▸ TASK
Scan the material and copy every line in which "xlabel" appears.
— start of MATERIAL PROVIDED —
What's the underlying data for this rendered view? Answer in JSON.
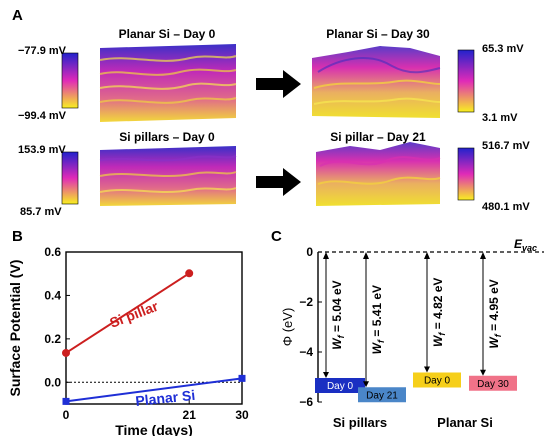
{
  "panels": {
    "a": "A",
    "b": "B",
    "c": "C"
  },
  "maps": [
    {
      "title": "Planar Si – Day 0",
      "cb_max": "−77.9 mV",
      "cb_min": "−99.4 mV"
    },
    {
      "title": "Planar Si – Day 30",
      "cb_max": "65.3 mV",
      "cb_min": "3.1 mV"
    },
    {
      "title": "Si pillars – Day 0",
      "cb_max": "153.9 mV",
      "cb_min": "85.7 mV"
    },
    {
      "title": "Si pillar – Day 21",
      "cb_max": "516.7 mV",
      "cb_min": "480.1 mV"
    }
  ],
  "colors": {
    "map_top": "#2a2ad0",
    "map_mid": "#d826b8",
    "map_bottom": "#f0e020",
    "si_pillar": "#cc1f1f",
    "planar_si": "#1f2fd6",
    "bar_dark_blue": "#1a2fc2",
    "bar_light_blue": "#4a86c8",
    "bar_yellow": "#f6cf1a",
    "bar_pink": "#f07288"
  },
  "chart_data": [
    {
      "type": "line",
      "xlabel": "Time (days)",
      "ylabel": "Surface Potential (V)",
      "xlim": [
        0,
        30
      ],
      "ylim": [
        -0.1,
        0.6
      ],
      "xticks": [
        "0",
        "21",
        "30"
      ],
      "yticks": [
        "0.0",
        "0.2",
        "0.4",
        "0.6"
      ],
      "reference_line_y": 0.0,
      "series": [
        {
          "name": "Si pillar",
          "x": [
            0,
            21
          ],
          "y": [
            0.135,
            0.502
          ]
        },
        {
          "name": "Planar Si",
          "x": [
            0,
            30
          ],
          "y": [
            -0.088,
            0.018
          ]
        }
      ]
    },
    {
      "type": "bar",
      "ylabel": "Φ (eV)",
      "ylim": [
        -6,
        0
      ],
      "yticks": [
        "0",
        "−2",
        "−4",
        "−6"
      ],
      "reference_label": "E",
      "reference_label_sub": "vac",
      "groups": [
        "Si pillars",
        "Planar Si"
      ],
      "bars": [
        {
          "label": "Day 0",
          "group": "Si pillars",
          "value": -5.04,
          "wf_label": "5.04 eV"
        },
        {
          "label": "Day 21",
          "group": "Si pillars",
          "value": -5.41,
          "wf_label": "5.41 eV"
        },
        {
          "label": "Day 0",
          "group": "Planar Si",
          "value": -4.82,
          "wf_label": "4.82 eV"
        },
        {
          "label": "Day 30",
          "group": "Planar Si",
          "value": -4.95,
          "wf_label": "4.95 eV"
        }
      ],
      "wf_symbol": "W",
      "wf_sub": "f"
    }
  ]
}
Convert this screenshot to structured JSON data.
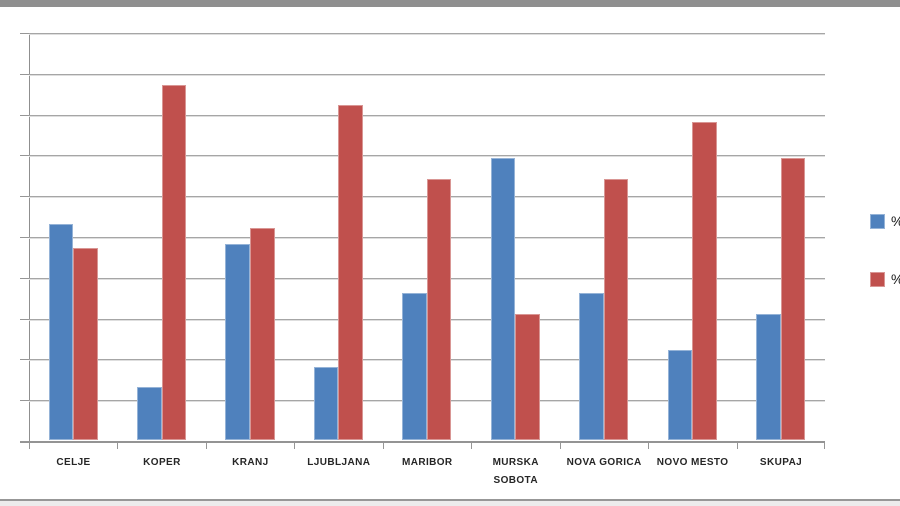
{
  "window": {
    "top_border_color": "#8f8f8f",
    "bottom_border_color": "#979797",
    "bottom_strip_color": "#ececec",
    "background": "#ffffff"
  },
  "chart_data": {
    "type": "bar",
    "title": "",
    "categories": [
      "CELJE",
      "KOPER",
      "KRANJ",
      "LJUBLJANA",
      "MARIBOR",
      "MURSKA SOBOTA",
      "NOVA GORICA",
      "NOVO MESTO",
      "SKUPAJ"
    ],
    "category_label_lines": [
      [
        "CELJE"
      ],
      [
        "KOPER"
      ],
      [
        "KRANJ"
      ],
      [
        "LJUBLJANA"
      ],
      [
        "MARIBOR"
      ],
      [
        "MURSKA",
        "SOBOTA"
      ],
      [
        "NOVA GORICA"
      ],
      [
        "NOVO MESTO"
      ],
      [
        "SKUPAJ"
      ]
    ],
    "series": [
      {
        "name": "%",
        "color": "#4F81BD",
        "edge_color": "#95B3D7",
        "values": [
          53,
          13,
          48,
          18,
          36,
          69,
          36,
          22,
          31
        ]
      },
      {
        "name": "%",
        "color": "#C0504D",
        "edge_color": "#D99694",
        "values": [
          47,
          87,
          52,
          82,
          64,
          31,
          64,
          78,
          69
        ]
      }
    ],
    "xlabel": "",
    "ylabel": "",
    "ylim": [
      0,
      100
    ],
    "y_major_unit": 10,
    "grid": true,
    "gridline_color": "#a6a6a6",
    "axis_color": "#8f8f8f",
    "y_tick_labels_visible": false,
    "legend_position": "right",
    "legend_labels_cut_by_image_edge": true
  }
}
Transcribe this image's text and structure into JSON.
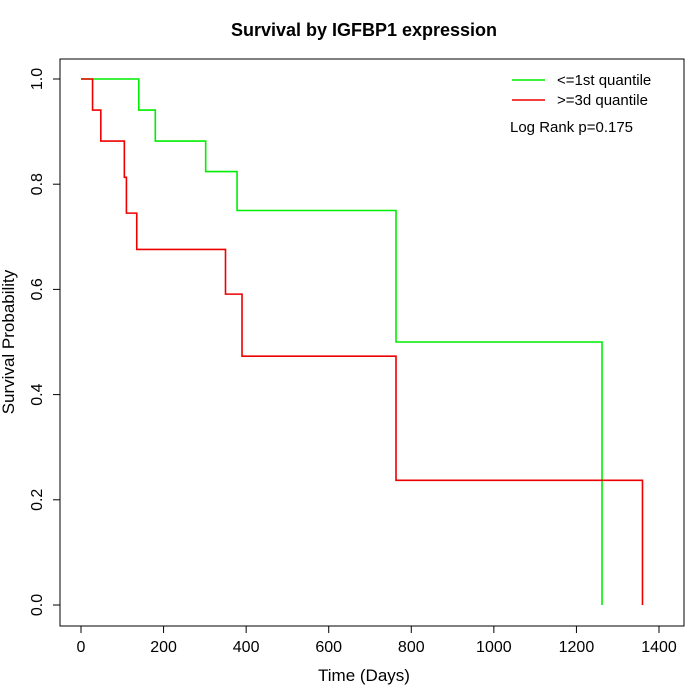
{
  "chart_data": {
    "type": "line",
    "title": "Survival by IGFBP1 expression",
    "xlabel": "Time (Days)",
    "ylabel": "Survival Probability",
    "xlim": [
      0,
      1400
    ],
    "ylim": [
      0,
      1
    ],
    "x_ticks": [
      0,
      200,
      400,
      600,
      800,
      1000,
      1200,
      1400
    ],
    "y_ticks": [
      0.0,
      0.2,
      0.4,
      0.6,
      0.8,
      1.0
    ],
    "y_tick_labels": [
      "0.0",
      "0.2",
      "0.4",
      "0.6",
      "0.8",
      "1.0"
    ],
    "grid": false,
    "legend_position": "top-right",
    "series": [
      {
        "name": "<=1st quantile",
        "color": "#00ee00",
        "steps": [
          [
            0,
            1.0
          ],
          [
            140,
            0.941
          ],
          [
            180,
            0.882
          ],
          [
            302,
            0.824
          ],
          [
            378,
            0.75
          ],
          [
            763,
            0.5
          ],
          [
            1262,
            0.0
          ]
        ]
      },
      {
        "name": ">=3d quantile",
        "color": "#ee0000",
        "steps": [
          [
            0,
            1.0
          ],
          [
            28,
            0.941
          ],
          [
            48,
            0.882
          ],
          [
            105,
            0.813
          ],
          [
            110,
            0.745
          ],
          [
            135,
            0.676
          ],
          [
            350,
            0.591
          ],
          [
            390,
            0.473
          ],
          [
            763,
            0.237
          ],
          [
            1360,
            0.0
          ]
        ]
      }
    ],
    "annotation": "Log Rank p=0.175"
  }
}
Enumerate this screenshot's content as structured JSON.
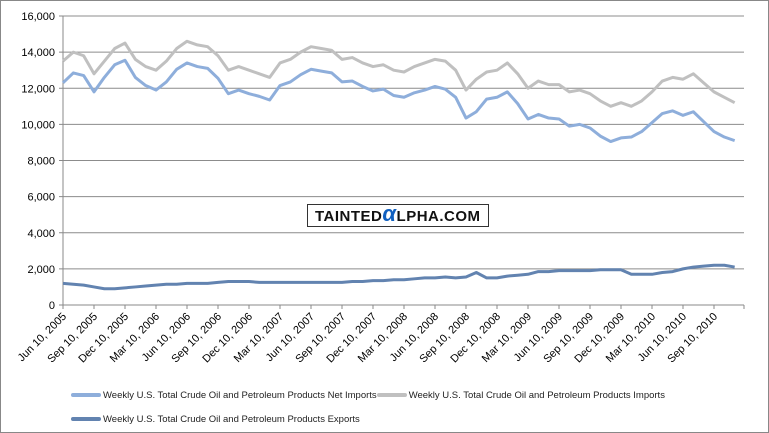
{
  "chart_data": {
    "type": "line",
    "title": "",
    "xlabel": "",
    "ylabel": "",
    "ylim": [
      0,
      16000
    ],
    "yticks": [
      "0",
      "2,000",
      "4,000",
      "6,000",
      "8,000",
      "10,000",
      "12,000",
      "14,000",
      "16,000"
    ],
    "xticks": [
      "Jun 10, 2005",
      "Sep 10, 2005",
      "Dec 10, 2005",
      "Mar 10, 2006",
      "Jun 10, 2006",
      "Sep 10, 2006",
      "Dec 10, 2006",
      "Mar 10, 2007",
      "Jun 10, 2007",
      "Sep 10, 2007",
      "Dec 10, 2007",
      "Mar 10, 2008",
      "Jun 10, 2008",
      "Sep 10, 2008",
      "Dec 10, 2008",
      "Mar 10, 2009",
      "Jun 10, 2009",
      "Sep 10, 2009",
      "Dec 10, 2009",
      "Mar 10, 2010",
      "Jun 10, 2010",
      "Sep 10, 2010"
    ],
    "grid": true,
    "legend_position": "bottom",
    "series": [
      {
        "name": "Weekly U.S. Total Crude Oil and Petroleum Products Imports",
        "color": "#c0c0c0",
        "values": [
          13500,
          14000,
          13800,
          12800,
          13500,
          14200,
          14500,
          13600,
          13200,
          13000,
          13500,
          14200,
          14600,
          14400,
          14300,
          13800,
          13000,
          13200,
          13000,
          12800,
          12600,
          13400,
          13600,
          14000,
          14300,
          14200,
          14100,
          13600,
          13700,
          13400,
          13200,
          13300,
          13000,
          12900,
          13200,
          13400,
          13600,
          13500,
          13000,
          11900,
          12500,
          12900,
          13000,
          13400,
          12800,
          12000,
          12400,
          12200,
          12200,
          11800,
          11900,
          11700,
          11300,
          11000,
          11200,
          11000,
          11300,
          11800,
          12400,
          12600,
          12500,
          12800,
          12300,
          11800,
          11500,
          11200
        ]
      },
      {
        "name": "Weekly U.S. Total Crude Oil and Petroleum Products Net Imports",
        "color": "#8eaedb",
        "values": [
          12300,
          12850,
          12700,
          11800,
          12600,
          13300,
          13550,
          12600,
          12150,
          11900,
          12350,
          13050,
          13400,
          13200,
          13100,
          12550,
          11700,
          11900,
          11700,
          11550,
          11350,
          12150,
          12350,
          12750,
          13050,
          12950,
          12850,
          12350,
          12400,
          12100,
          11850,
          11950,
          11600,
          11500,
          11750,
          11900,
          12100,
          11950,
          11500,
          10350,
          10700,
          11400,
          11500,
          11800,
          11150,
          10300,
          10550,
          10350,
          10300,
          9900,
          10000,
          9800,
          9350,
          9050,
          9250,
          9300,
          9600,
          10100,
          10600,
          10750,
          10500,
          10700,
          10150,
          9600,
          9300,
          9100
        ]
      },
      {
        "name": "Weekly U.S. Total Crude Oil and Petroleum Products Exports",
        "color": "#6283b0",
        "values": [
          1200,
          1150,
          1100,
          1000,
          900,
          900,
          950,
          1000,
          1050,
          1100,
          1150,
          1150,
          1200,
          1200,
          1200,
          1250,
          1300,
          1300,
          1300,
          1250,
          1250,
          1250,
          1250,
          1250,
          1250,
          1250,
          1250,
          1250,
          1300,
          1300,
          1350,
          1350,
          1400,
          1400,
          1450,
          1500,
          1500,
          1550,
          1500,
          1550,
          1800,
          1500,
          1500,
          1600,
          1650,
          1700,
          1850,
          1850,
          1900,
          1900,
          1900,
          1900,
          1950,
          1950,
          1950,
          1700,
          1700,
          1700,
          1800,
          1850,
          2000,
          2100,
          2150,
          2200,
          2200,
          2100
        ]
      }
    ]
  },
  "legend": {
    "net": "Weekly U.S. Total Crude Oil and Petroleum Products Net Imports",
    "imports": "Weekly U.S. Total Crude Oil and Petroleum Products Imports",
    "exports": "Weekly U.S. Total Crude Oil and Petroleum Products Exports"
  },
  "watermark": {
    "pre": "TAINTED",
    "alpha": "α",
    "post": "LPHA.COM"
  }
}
— end of MATERIAL PROVIDED —
▸ RESPONSE
      "xlabel": "Time (days)",
    "xlabel": "",
    "xlabel": "Time (Days)",
    "xlabel": "",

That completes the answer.